[REQUEST 1]
In the recover.lib documentation excerpt, rewrite the passage from "Procedure from library" to "the complex numbers.", changing "witness point set" to "sample point set".
[REQUEST 2]
Please echo the lines in the records from the line with "reading-value: 39.2 [538,239,594,270]" to the line with "message-text: Dr. sb" without any alteration.

===== EXCERPT PROVIDED

Procedure from library recover.lib (see recover_lib).

Usage:
num_prime_decom1(P,D,C); list P, int D, bigint C
P a list of lists representing a witness point set representing an ideal I D should be a bound to the degree of the elements of the components of the prime decomposition of I
C the number with which the images of the Veronese embeddings are multiplied

Return:
list of ideals: each of the ideals a prime component of the radical of I

Note:
Should only be called from a ring over the complex numbers.

Example:
 
LIB "recover.lib";
//First, we compute a prime decomposition of the ideal I=x+y;
ring R1=(complex,300,IUnit),(x,y),dp;
list p1=1,-1;
list P=list(p1);
int D=2;
bigint C=bigint(10)**300;
num_prime_decom1(P,D,C);
==> [1]:
==>    _[1]=x+y
//Now, we try to obtain a prime decomposition of the ideal I=(x+y)*(y+2z), (x+y)*(x-3z);
ring R2=(complex,20,IUnit),(x,y,z),dp;
p1=1.7381623928,-1.7381623928,0.2819238763;
list p2=-3.578512854,2.385675236,-1.192837618;
P=p1,p2;
num_prime_decom1(P,D,10000);
==> [1]:
==>    _[1]=x+y
==> [2]:
==>    _[1]=-2*x-3*y
==>    _[2]=-y^2+x*z+z^2
==>    _[3]=x*z+y*z-z^2
//Now, we look at the result of a purely symbolic algorithm
ring r2=0,(x,y,z),dp;
ideal I=(x+y)*(y+2z), (x+y)*(x-3z);
primdecSY(I);
==> [1]:
==>    [1]:
==>       _[1]=x+y
==>    [2]:
==>       _[1]=x+y
==> [2]:
==>    [1]:
==>       _[1]=y+2z
==>       _[2]=x-3z
==>    [2]:
==>       _[1]=y+2z
==>       _[2]=x-3z
//If you compare the results, you may find that they don't match.
//Most likely, the hybrid algorithm got the second component wrong. This is due to the
//way the algorithm looks for homogeneous polynomial relations, and the specific version
//of the LLL algorithm used here (an implementation into Singular of a rather simple
//version which allows real input). It looks in degree 1, finds one relation and is
//thereafter unable to see a second one. Then it moves on to degree 2 and finds
//relations containing degree-1 relations as a factor.

==========
===== RECORDS FOR PROCESSING

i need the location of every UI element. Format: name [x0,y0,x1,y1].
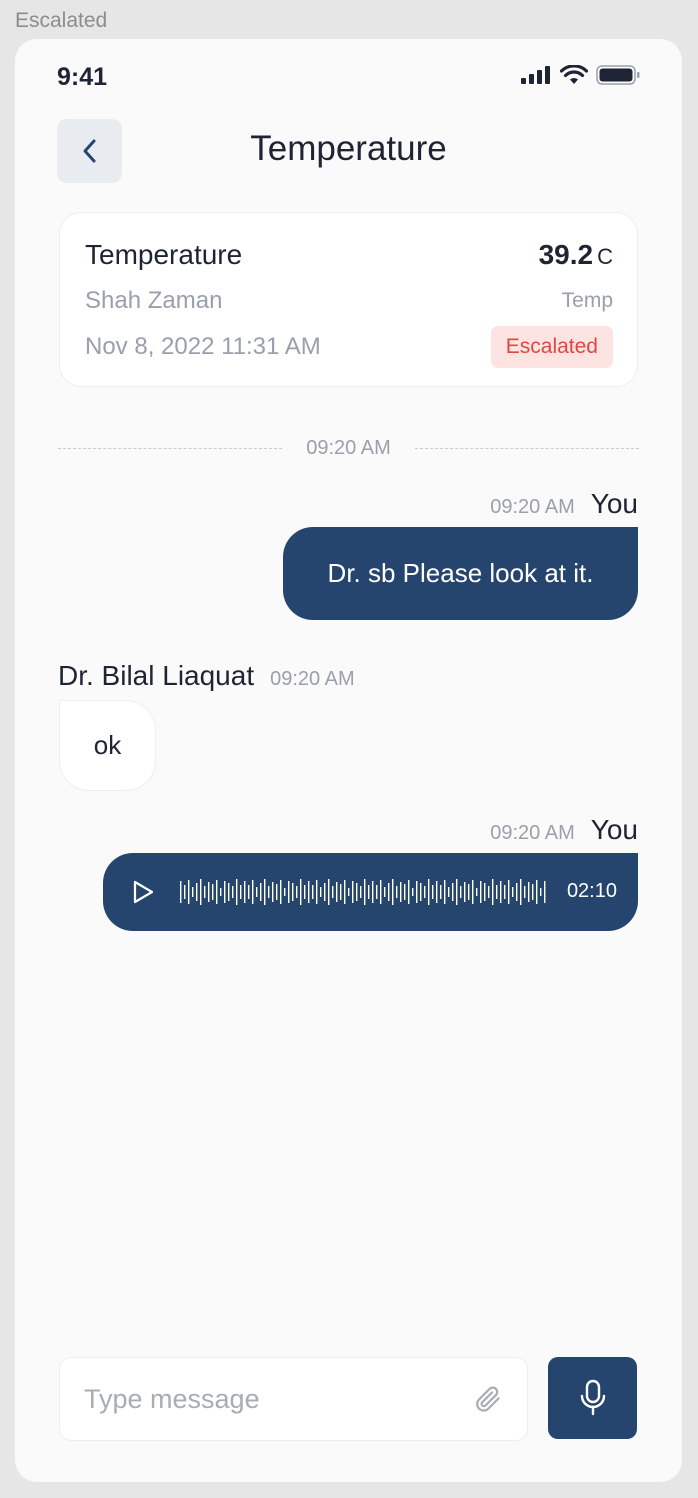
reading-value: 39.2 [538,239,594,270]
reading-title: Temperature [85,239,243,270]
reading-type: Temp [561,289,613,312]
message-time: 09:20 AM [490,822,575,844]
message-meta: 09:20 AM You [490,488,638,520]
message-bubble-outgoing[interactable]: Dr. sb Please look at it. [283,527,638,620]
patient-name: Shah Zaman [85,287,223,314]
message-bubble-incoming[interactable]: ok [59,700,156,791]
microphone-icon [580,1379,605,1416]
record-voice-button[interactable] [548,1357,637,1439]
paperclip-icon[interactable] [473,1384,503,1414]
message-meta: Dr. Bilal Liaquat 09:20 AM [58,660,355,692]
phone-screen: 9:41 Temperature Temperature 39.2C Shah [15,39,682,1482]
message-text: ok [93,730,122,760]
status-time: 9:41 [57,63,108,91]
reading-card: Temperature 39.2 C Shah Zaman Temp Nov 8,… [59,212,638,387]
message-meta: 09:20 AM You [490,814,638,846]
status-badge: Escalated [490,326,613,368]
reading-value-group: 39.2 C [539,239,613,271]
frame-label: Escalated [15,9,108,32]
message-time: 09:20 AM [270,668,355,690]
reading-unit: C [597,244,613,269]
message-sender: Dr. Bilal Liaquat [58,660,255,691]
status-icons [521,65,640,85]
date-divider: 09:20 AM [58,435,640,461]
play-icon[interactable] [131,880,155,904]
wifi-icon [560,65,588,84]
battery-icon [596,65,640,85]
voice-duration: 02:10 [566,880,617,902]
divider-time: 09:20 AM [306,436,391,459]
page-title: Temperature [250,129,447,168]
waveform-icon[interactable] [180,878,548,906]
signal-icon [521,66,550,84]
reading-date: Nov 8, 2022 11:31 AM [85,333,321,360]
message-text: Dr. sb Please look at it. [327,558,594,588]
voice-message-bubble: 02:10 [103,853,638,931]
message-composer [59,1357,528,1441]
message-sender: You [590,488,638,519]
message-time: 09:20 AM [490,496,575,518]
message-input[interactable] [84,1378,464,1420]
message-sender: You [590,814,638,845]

==========

[TASK RESULT 1]
Procedure from library recover.lib (see recover_lib).

Usage:
num_prime_decom1(P,D,C); list P, int D, bigint C
P a list of lists representing a sample point set representing an ideal I D should be a bound to the degree of the elements of the components of the prime decomposition of I
C the number with which the images of the Veronese embeddings are multiplied

Return:
list of ideals: each of the ideals a prime component of the radical of I

Note:
Should only be called from a ring over the complex numbers.

[TASK RESULT 2]
reading-value: 39.2 [538,239,594,270]
reading-title: Temperature [85,239,243,270]
reading-type: Temp [561,289,613,312]
message-time: 09:20 AM [490,822,575,844]
message-meta: 09:20 AM You [490,488,638,520]
message-bubble-outgoing[interactable]: Dr. sb Please look at it. [283,527,638,620]
patient-name: Shah Zaman [85,287,223,314]
message-bubble-incoming[interactable]: ok [59,700,156,791]
microphone-icon [580,1379,605,1416]
record-voice-button[interactable] [548,1357,637,1439]
paperclip-icon[interactable] [473,1384,503,1414]
message-meta: Dr. Bilal Liaquat 09:20 AM [58,660,355,692]
phone-screen: 9:41 Temperature Temperature 39.2C Shah [15,39,682,1482]
message-text: ok [93,730,122,760]
status-time: 9:41 [57,63,108,91]
reading-card: Temperature 39.2 C Shah Zaman Temp Nov 8,… [59,212,638,387]
message-meta: 09:20 AM You [490,814,638,846]
status-badge: Escalated [490,326,613,368]
reading-value-group: 39.2 C [539,239,613,271]
frame-label: Escalated [15,9,108,32]
message-time: 09:20 AM [270,668,355,690]
reading-unit: C [597,244,613,269]
message-sender: Dr. Bilal Liaquat [58,660,255,691]
status-icons [521,65,640,85]
date-divider: 09:20 AM [58,435,640,461]
play-icon[interactable] [131,880,155,904]
wifi-icon [560,65,588,84]
battery-icon [596,65,640,85]
voice-duration: 02:10 [566,880,617,902]
divider-time: 09:20 AM [306,436,391,459]
page-title: Temperature [250,129,447,168]
waveform-icon[interactable] [180,878,548,906]
signal-icon [521,66,550,84]
reading-date: Nov 8, 2022 11:31 AM [85,333,321,360]
message-text: Dr. sb Please look at it. [327,558,594,588]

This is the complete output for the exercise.